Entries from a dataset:
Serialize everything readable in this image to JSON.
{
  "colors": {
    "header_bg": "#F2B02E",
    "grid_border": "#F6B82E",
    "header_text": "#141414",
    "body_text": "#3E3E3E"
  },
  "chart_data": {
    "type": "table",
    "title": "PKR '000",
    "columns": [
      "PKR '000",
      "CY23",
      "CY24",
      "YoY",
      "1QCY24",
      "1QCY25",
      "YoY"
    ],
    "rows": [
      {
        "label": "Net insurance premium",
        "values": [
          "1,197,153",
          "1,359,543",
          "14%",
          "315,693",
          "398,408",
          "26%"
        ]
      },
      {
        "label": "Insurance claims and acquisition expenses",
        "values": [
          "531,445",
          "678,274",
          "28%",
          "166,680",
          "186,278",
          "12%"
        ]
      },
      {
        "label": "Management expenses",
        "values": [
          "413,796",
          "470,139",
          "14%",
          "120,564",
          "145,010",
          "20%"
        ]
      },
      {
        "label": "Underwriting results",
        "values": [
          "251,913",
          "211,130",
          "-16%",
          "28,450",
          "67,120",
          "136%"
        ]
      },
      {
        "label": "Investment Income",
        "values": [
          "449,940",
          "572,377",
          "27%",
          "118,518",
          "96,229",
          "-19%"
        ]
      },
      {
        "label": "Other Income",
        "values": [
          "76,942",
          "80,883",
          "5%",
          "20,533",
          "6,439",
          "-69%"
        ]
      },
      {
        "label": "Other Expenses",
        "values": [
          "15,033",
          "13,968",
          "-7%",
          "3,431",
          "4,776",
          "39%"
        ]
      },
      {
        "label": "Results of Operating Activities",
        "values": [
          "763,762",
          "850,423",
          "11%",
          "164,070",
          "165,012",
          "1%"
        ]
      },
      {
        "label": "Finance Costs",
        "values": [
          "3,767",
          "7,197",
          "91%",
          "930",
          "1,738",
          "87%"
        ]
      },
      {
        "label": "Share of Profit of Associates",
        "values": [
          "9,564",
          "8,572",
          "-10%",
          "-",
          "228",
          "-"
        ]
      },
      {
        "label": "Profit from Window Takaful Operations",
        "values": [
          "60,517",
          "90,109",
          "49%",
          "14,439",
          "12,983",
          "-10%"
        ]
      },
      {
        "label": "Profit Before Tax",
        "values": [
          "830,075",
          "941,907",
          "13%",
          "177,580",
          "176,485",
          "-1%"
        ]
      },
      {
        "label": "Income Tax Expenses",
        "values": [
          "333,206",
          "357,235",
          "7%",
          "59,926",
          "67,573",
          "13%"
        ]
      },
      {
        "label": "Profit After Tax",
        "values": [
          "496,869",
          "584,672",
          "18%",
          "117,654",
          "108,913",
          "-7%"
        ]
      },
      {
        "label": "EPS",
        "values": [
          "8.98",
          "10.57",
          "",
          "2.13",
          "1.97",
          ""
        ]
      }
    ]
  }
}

→ **The task**: Work through the data and report how many of its lines hold the word "Profit", giving only the figure.

→ **Output for this task**: 4